**Provided data:**
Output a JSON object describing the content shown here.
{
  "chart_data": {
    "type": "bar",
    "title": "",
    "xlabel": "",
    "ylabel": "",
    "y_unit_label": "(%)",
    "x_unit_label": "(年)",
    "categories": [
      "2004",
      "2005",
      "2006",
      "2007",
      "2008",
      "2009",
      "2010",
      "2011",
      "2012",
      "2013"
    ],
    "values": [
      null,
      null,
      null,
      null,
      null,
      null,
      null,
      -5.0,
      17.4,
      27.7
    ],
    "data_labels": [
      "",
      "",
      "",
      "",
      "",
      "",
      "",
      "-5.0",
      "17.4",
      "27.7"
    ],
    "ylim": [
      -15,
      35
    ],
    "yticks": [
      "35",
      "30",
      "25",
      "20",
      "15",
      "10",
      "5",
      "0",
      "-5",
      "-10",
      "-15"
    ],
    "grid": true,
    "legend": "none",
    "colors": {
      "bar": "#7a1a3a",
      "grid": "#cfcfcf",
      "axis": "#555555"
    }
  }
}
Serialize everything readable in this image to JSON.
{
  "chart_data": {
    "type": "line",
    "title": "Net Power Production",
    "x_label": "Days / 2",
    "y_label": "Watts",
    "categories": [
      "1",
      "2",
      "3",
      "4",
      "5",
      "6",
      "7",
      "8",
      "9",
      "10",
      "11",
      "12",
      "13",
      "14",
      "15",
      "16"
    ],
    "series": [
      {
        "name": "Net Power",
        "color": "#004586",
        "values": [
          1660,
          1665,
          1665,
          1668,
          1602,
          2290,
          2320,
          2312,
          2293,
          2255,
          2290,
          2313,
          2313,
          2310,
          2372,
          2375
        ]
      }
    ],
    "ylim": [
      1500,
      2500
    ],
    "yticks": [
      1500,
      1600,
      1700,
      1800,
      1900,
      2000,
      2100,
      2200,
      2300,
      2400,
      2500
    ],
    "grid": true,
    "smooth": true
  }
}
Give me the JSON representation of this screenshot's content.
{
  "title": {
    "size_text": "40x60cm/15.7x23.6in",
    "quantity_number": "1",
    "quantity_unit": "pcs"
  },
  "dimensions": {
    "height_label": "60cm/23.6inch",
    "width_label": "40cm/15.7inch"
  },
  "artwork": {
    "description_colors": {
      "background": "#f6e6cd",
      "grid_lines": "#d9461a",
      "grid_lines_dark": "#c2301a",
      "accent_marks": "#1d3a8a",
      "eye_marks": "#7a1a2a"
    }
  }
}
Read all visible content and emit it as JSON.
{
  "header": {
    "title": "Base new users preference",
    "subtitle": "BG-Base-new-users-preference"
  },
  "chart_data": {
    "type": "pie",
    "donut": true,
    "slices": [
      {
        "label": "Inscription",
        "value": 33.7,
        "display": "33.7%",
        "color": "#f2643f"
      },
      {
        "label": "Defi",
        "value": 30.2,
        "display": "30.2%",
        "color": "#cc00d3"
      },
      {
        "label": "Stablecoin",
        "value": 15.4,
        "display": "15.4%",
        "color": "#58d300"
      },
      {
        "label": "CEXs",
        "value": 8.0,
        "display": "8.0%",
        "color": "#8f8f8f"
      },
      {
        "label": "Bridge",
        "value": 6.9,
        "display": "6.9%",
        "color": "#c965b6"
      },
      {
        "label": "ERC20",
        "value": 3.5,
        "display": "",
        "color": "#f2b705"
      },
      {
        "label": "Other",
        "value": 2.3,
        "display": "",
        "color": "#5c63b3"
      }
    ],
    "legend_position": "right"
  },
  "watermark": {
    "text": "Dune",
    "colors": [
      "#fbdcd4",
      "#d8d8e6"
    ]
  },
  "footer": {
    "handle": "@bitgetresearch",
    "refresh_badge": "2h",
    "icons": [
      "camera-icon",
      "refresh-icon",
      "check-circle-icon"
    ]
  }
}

**What to produce:**
Restate the data above word for word.

**Written solution:**
Output a JSON object describing the content shown here.
{
  "chart_data": {
    "type": "bar",
    "title": "",
    "xlabel": "",
    "ylabel": "",
    "y_unit_label": "(%)",
    "x_unit_label": "(年)",
    "categories": [
      "2004",
      "2005",
      "2006",
      "2007",
      "2008",
      "2009",
      "2010",
      "2011",
      "2012",
      "2013"
    ],
    "values": [
      null,
      null,
      null,
      null,
      null,
      null,
      null,
      -5.0,
      17.4,
      27.7
    ],
    "data_labels": [
      "",
      "",
      "",
      "",
      "",
      "",
      "",
      "-5.0",
      "17.4",
      "27.7"
    ],
    "ylim": [
      -15,
      35
    ],
    "yticks": [
      "35",
      "30",
      "25",
      "20",
      "15",
      "10",
      "5",
      "0",
      "-5",
      "-10",
      "-15"
    ],
    "grid": true,
    "legend": "none",
    "colors": {
      "bar": "#7a1a3a",
      "grid": "#cfcfcf",
      "axis": "#555555"
    }
  }
}
Serialize everything readable in this image to JSON.
{
  "chart_data": {
    "type": "line",
    "title": "Net Power Production",
    "x_label": "Days / 2",
    "y_label": "Watts",
    "categories": [
      "1",
      "2",
      "3",
      "4",
      "5",
      "6",
      "7",
      "8",
      "9",
      "10",
      "11",
      "12",
      "13",
      "14",
      "15",
      "16"
    ],
    "series": [
      {
        "name": "Net Power",
        "color": "#004586",
        "values": [
          1660,
          1665,
          1665,
          1668,
          1602,
          2290,
          2320,
          2312,
          2293,
          2255,
          2290,
          2313,
          2313,
          2310,
          2372,
          2375
        ]
      }
    ],
    "ylim": [
      1500,
      2500
    ],
    "yticks": [
      1500,
      1600,
      1700,
      1800,
      1900,
      2000,
      2100,
      2200,
      2300,
      2400,
      2500
    ],
    "grid": true,
    "smooth": true
  }
}
Give me the JSON representation of this screenshot's content.
{
  "title": {
    "size_text": "40x60cm/15.7x23.6in",
    "quantity_number": "1",
    "quantity_unit": "pcs"
  },
  "dimensions": {
    "height_label": "60cm/23.6inch",
    "width_label": "40cm/15.7inch"
  },
  "artwork": {
    "description_colors": {
      "background": "#f6e6cd",
      "grid_lines": "#d9461a",
      "grid_lines_dark": "#c2301a",
      "accent_marks": "#1d3a8a",
      "eye_marks": "#7a1a2a"
    }
  }
}
Read all visible content and emit it as JSON.
{
  "header": {
    "title": "Base new users preference",
    "subtitle": "BG-Base-new-users-preference"
  },
  "chart_data": {
    "type": "pie",
    "donut": true,
    "slices": [
      {
        "label": "Inscription",
        "value": 33.7,
        "display": "33.7%",
        "color": "#f2643f"
      },
      {
        "label": "Defi",
        "value": 30.2,
        "display": "30.2%",
        "color": "#cc00d3"
      },
      {
        "label": "Stablecoin",
        "value": 15.4,
        "display": "15.4%",
        "color": "#58d300"
      },
      {
        "label": "CEXs",
        "value": 8.0,
        "display": "8.0%",
        "color": "#8f8f8f"
      },
      {
        "label": "Bridge",
        "value": 6.9,
        "display": "6.9%",
        "color": "#c965b6"
      },
      {
        "label": "ERC20",
        "value": 3.5,
        "display": "",
        "color": "#f2b705"
      },
      {
        "label": "Other",
        "value": 2.3,
        "display": "",
        "color": "#5c63b3"
      }
    ],
    "legend_position": "right"
  },
  "watermark": {
    "text": "Dune",
    "colors": [
      "#fbdcd4",
      "#d8d8e6"
    ]
  },
  "footer": {
    "handle": "@bitgetresearch",
    "refresh_badge": "2h",
    "icons": [
      "camera-icon",
      "refresh-icon",
      "check-circle-icon"
    ]
  }
}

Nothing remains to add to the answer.